WRITTEN PROBLEM: Write out each line of the listing as it stands, without the images.

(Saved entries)
[start]

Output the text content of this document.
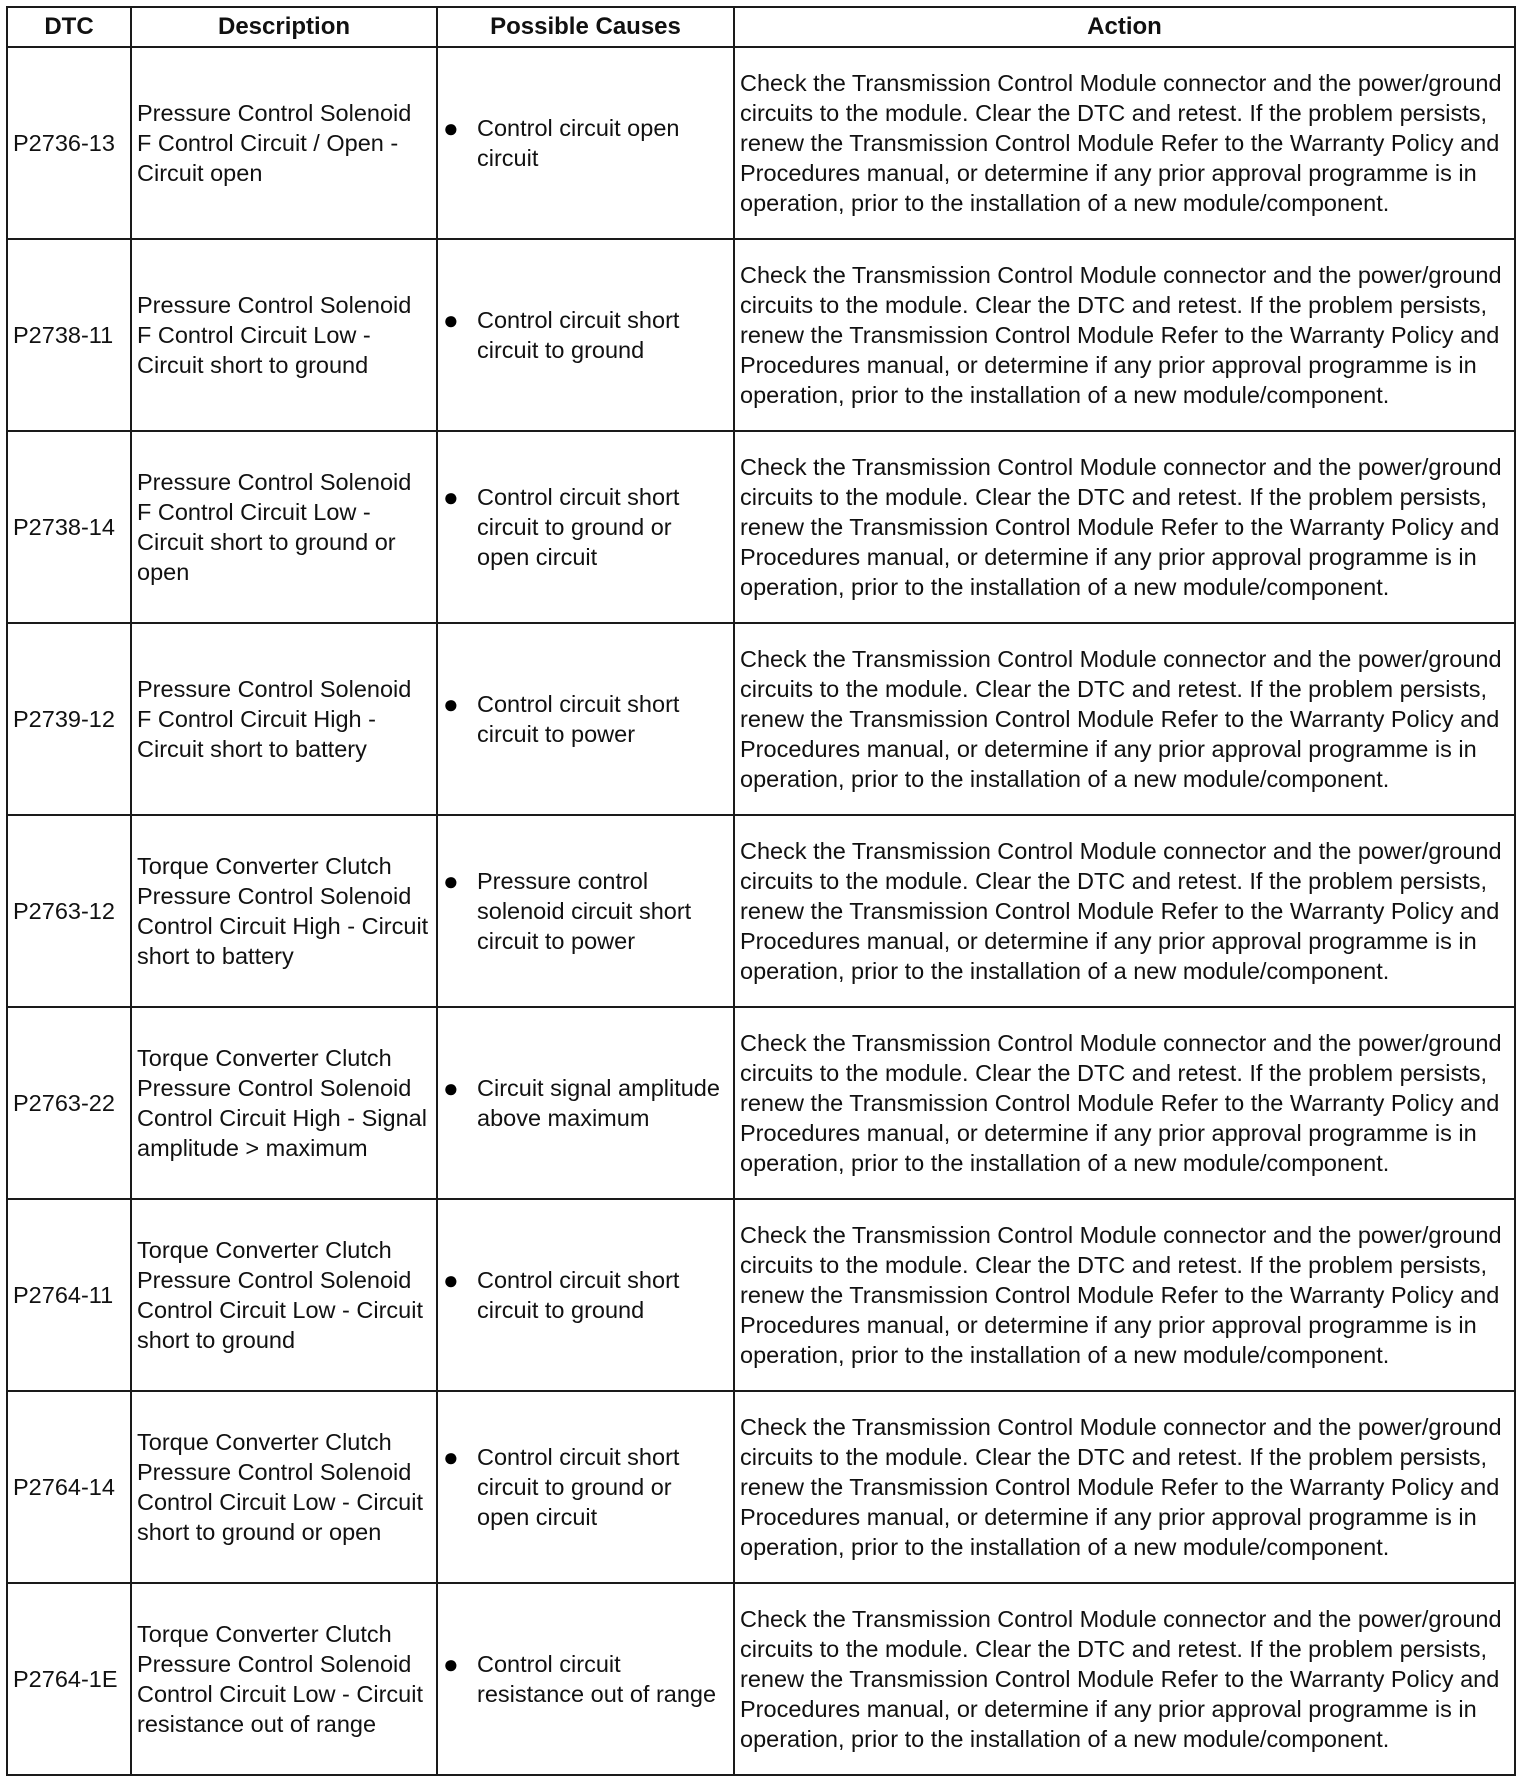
DTC	Description	Possible Causes	Action
P2736-13	Pressure Control Solenoid F Control Circuit / Open - Circuit open	● Control circuit open circuit	Check the Transmission Control Module connector and the power/ground circuits to the module. Clear the DTC and retest. If the problem persists, renew the Transmission Control Module Refer to the Warranty Policy and Procedures manual, or determine if any prior approval programme is in operation, prior to the installation of a new module/component.
P2738-11	Pressure Control Solenoid F Control Circuit Low - Circuit short to ground	● Control circuit short circuit to ground	Check the Transmission Control Module connector and the power/ground circuits to the module. Clear the DTC and retest. If the problem persists, renew the Transmission Control Module Refer to the Warranty Policy and Procedures manual, or determine if any prior approval programme is in operation, prior to the installation of a new module/component.
P2738-14	Pressure Control Solenoid F Control Circuit Low - Circuit short to ground or open	● Control circuit short circuit to ground or open circuit	Check the Transmission Control Module connector and the power/ground circuits to the module. Clear the DTC and retest. If the problem persists, renew the Transmission Control Module Refer to the Warranty Policy and Procedures manual, or determine if any prior approval programme is in operation, prior to the installation of a new module/component.
P2739-12	Pressure Control Solenoid F Control Circuit High - Circuit short to battery	● Control circuit short circuit to power	Check the Transmission Control Module connector and the power/ground circuits to the module. Clear the DTC and retest. If the problem persists, renew the Transmission Control Module Refer to the Warranty Policy and Procedures manual, or determine if any prior approval programme is in operation, prior to the installation of a new module/component.
P2763-12	Torque Converter Clutch Pressure Control Solenoid Control Circuit High - Circuit short to battery	● Pressure control solenoid circuit short circuit to power	Check the Transmission Control Module connector and the power/ground circuits to the module. Clear the DTC and retest. If the problem persists, renew the Transmission Control Module Refer to the Warranty Policy and Procedures manual, or determine if any prior approval programme is in operation, prior to the installation of a new module/component.
P2763-22	Torque Converter Clutch Pressure Control Solenoid Control Circuit High - Signal amplitude > maximum	● Circuit signal amplitude above maximum	Check the Transmission Control Module connector and the power/ground circuits to the module. Clear the DTC and retest. If the problem persists, renew the Transmission Control Module Refer to the Warranty Policy and Procedures manual, or determine if any prior approval programme is in operation, prior to the installation of a new module/component.
P2764-11	Torque Converter Clutch Pressure Control Solenoid Control Circuit Low - Circuit short to ground	● Control circuit short circuit to ground	Check the Transmission Control Module connector and the power/ground circuits to the module. Clear the DTC and retest. If the problem persists, renew the Transmission Control Module Refer to the Warranty Policy and Procedures manual, or determine if any prior approval programme is in operation, prior to the installation of a new module/component.
P2764-14	Torque Converter Clutch Pressure Control Solenoid Control Circuit Low - Circuit short to ground or open	● Control circuit short circuit to ground or open circuit	Check the Transmission Control Module connector and the power/ground circuits to the module. Clear the DTC and retest. If the problem persists, renew the Transmission Control Module Refer to the Warranty Policy and Procedures manual, or determine if any prior approval programme is in operation, prior to the installation of a new module/component.
P2764-1E	Torque Converter Clutch Pressure Control Solenoid Control Circuit Low - Circuit resistance out of range	● Control circuit resistance out of range	Check the Transmission Control Module connector and the power/ground circuits to the module. Clear the DTC and retest. If the problem persists, renew the Transmission Control Module Refer to the Warranty Policy and Procedures manual, or determine if any prior approval programme is in operation, prior to the installation of a new module/component.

[end]

REPLY TO THE TASK:
Output the text content of this document.
DTC	Description	Possible Causes	Action
P2736-13	Pressure Control Solenoid F Control Circuit / Open - Circuit open	● Control circuit open circuit	Check the Transmission Control Module connector and the power/ground circuits to the module. Clear the DTC and retest. If the problem persists, renew the Transmission Control Module Refer to the Warranty Policy and Procedures manual, or determine if any prior approval programme is in operation, prior to the installation of a new module/component.
P2738-11	Pressure Control Solenoid F Control Circuit Low - Circuit short to ground	● Control circuit short circuit to ground	Check the Transmission Control Module connector and the power/ground circuits to the module. Clear the DTC and retest. If the problem persists, renew the Transmission Control Module Refer to the Warranty Policy and Procedures manual, or determine if any prior approval programme is in operation, prior to the installation of a new module/component.
P2738-14	Pressure Control Solenoid F Control Circuit Low - Circuit short to ground or open	● Control circuit short circuit to ground or open circuit	Check the Transmission Control Module connector and the power/ground circuits to the module. Clear the DTC and retest. If the problem persists, renew the Transmission Control Module Refer to the Warranty Policy and Procedures manual, or determine if any prior approval programme is in operation, prior to the installation of a new module/component.
P2739-12	Pressure Control Solenoid F Control Circuit High - Circuit short to battery	● Control circuit short circuit to power	Check the Transmission Control Module connector and the power/ground circuits to the module. Clear the DTC and retest. If the problem persists, renew the Transmission Control Module Refer to the Warranty Policy and Procedures manual, or determine if any prior approval programme is in operation, prior to the installation of a new module/component.
P2763-12	Torque Converter Clutch Pressure Control Solenoid Control Circuit High - Circuit short to battery	● Pressure control solenoid circuit short circuit to power	Check the Transmission Control Module connector and the power/ground circuits to the module. Clear the DTC and retest. If the problem persists, renew the Transmission Control Module Refer to the Warranty Policy and Procedures manual, or determine if any prior approval programme is in operation, prior to the installation of a new module/component.
P2763-22	Torque Converter Clutch Pressure Control Solenoid Control Circuit High - Signal amplitude > maximum	● Circuit signal amplitude above maximum	Check the Transmission Control Module connector and the power/ground circuits to the module. Clear the DTC and retest. If the problem persists, renew the Transmission Control Module Refer to the Warranty Policy and Procedures manual, or determine if any prior approval programme is in operation, prior to the installation of a new module/component.
P2764-11	Torque Converter Clutch Pressure Control Solenoid Control Circuit Low - Circuit short to ground	● Control circuit short circuit to ground	Check the Transmission Control Module connector and the power/ground circuits to the module. Clear the DTC and retest. If the problem persists, renew the Transmission Control Module Refer to the Warranty Policy and Procedures manual, or determine if any prior approval programme is in operation, prior to the installation of a new module/component.
P2764-14	Torque Converter Clutch Pressure Control Solenoid Control Circuit Low - Circuit short to ground or open	● Control circuit short circuit to ground or open circuit	Check the Transmission Control Module connector and the power/ground circuits to the module. Clear the DTC and retest. If the problem persists, renew the Transmission Control Module Refer to the Warranty Policy and Procedures manual, or determine if any prior approval programme is in operation, prior to the installation of a new module/component.
P2764-1E	Torque Converter Clutch Pressure Control Solenoid Control Circuit Low - Circuit resistance out of range	● Control circuit resistance out of range	Check the Transmission Control Module connector and the power/ground circuits to the module. Clear the DTC and retest. If the problem persists, renew the Transmission Control Module Refer to the Warranty Policy and Procedures manual, or determine if any prior approval programme is in operation, prior to the installation of a new module/component.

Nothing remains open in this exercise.